» SHORT EXERCISE 1:
Answer these questions about the mailing-list message:
(a) What date and time appear under Aaron Rosen's name at the top?
(b) Who does Jun Cheol Park say presented with him in Portland?
(c) What was the title of that Portland presentation?
» SHORT EXERCISE 2: In the mailing-list message, echo the stretch from "Aaron Rosen arosen" through "to follow up.".

[openstack-dev] [Nova][Quantum] Move quantum port creation to nova-api

Aaron Rosen arosen at nicira.com
Mon May 20 19:46:31 UTC 2013


Hi Jun,

On Mon, May 20, 2013 at 12:07 PM, Jun Cheol Park
<jun.park.earth at gmail.com>wrote:

> I'm not sure it is good in this thread to continue to talk about the
> design flaw, alleged by a few people including Mike and me and recognized
> by a few other people including Joshua and more. However, since I got a
> response from Aaron, I would like to follow up.
>
> On Mon, May 20, 2013 at 10:39 AM, Aaron Rosen <arosen at nicira.com> wrote:
>
>>
>>
>>
>> On Thu, May 16, 2013 at 3:05 PM, Jun Cheol Park <jun.park.earth at gmail.com
>> > wrote:
>>
>>> Aaron,
>>>
>>> >@Mike - I think we'd still want to leave nova-compute to create the tap
>>> interfaces and sticking  external-ids on them though.
>>>
>>> Sorry, I don't get this. Why do we need to leave nova-compute to create
>>> tap interfaces? That behavior has been a serious problem and a design flaw
>>> in dealing with ports, as Mike and I presented in Portland (Title: Using
>>> OpenStack In A Traditional Hosting Environment).
>>>
>>> All,
>>>
>>> Please, let me share the problems that we ran into due to such a design
>>> flaw between nova-compute and quantum-agent.

[Box annotation data]

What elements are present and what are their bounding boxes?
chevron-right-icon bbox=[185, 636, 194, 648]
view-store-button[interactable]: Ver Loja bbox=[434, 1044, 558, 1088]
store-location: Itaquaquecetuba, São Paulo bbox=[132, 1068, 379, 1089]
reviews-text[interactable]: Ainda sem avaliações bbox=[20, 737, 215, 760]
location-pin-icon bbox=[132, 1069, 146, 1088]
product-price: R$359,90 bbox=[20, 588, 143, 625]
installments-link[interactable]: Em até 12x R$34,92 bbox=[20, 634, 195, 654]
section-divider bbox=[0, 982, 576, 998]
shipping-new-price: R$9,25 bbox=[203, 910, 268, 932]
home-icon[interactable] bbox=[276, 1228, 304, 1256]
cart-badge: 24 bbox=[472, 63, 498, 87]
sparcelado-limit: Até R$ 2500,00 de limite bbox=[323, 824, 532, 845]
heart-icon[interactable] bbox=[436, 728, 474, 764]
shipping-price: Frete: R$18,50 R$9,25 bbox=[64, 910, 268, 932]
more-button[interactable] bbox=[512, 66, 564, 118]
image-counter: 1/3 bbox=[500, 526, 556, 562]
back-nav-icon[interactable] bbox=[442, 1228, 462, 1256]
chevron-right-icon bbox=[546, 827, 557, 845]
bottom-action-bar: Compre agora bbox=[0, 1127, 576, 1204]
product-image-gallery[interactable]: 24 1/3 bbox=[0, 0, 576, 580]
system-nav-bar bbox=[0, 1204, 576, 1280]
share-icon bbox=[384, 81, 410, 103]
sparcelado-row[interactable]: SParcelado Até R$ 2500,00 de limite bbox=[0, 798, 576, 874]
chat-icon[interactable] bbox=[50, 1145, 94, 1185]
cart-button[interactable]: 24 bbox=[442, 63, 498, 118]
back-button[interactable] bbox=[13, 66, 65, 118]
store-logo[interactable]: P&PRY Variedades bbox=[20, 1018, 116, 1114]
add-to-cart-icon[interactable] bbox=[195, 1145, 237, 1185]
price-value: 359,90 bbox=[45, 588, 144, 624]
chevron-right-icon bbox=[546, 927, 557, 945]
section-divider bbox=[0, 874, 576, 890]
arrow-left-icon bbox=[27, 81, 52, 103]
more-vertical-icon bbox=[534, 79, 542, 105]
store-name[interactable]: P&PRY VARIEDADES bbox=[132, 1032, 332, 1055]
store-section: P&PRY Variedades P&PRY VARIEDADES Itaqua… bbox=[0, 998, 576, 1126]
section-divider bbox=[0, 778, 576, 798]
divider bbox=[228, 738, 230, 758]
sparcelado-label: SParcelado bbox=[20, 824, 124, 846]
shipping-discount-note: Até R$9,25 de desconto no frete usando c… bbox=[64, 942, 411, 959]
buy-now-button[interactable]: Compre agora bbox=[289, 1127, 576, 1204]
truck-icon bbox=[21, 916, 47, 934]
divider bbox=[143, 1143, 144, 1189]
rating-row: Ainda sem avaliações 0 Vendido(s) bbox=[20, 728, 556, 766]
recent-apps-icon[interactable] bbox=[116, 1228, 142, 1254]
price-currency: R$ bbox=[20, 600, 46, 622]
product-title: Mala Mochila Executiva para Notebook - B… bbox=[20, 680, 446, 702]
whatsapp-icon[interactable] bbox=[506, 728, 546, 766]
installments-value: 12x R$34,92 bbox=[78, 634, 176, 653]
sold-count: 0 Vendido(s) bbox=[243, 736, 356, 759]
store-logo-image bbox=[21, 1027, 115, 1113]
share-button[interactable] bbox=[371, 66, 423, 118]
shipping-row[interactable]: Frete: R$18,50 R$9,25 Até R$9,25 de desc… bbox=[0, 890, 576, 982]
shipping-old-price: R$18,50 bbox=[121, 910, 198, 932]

» COMPLETE OUTPUT 1:
(a) Mon May 20 19:46:31 UTC 2013
(b) Mike
(c) Using OpenStack In A Traditional Hosting Environment

» COMPLETE OUTPUT 2:
Aaron Rosen arosen at nicira.com
Mon May 20 19:46:31 UTC 2013


Hi Jun,

On Mon, May 20, 2013 at 12:07 PM, Jun Cheol Park
<jun.park.earth at gmail.com>wrote:

> I'm not sure it is good in this thread to continue to talk about the
> design flaw, alleged by a few people including Mike and me and recognized
> by a few other people including Joshua and more. However, since I got a
> response from Aaron, I would like to follow up.